(Stored data entries)
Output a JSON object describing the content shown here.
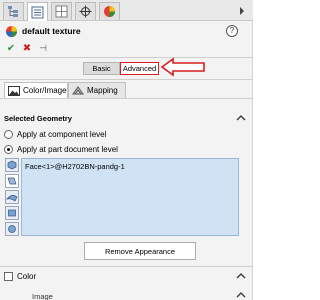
{
  "header": {
    "title": "default texture",
    "help_glyph": "?"
  },
  "tabs": [
    {
      "name": "feature-manager",
      "icon": "tree-icon"
    },
    {
      "name": "property-manager",
      "icon": "list-icon"
    },
    {
      "name": "configuration-manager",
      "icon": "config-icon"
    },
    {
      "name": "dimxpert",
      "icon": "crosshair-icon"
    },
    {
      "name": "display-manager",
      "icon": "pie-icon"
    }
  ],
  "actions": {
    "ok_glyph": "✔",
    "cancel_glyph": "✖",
    "pin_glyph": "⊣"
  },
  "mode": {
    "basic_label": "Basic",
    "advanced_label": "Advanced",
    "selected": "Advanced"
  },
  "subtabs": {
    "color_image_label": "Color/Image",
    "mapping_label": "Mapping"
  },
  "geometry": {
    "group_title": "Selected Geometry",
    "option_component": "Apply at component level",
    "option_part": "Apply at part document level",
    "selected_option": "part",
    "selection_item": "Face<1>@H2702BN-pandg-1",
    "remove_button": "Remove Appearance"
  },
  "color_section": {
    "label": "Color"
  },
  "image_section": {
    "label": "Image"
  },
  "colors": {
    "highlight_red": "#d41f1f",
    "selection_blue": "#cfe3f5",
    "ok_green": "#2e9a2e",
    "cancel_red": "#d02020"
  }
}
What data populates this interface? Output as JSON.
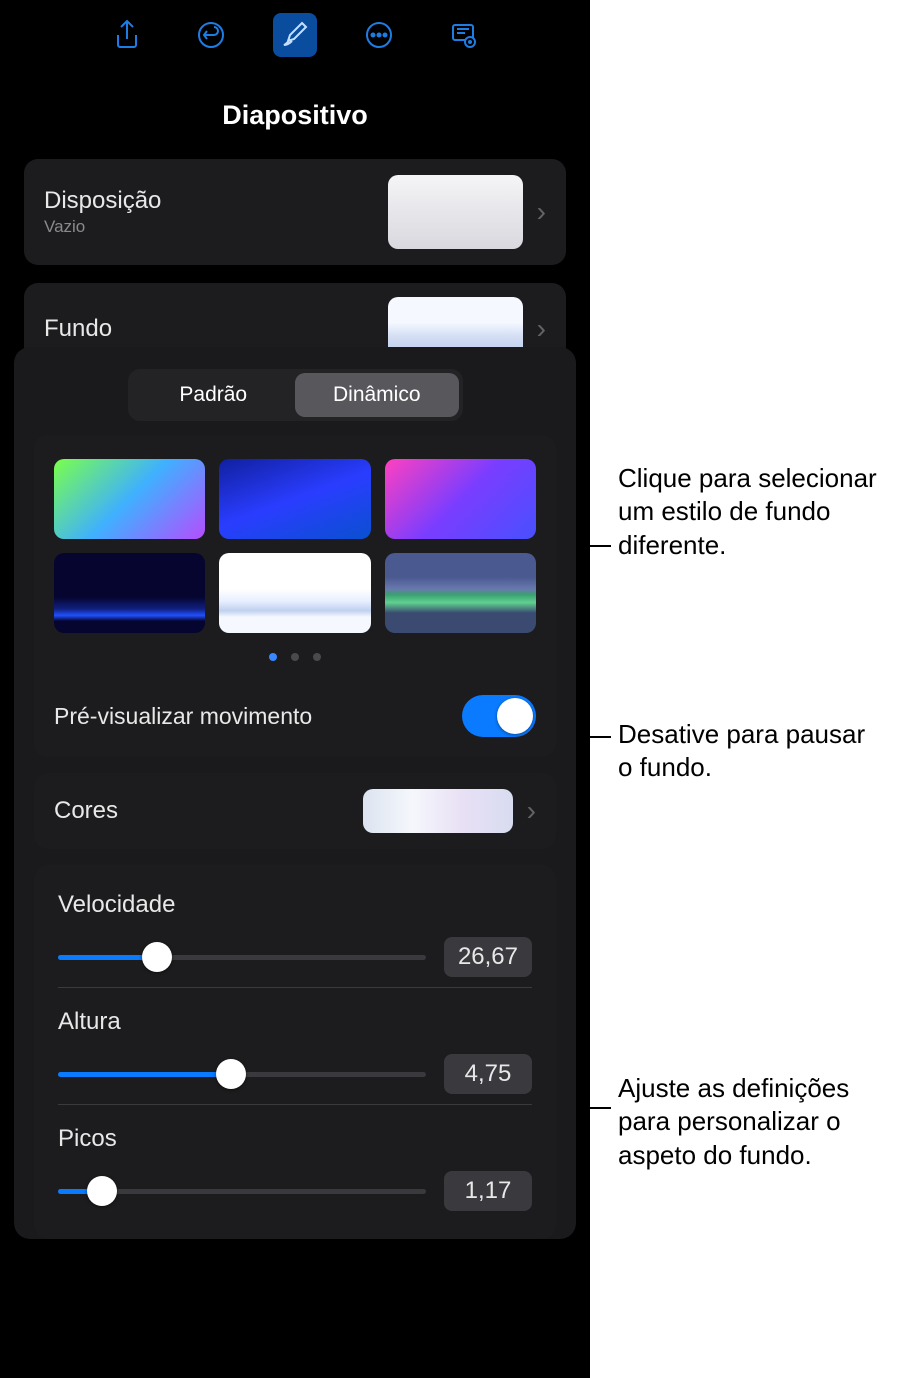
{
  "panel": {
    "title": "Diapositivo"
  },
  "disposition": {
    "label": "Disposição",
    "sublabel": "Vazio"
  },
  "background": {
    "label": "Fundo"
  },
  "tabs": {
    "standard": "Padrão",
    "dynamic": "Dinâmico"
  },
  "preview": {
    "label": "Pré-visualizar movimento",
    "on": true
  },
  "colors": {
    "label": "Cores"
  },
  "sliders": {
    "speed": {
      "label": "Velocidade",
      "value": "26,67",
      "pct": 27
    },
    "height": {
      "label": "Altura",
      "value": "4,75",
      "pct": 47
    },
    "peaks": {
      "label": "Picos",
      "value": "1,17",
      "pct": 12
    }
  },
  "callouts": {
    "style": "Clique para selecionar um estilo de fundo diferente.",
    "toggle": "Desative para pausar o fundo.",
    "sliders": "Ajuste as definições para personalizar o aspeto do fundo."
  }
}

» Objective
Within the listing above, find every line containing the string "name" and return it.

» Result of the task
      "name": "feature-manager",
      "name": "property-manager",
      "name": "configuration-manager",
      "name": "dimxpert",
      "name": "display-manager",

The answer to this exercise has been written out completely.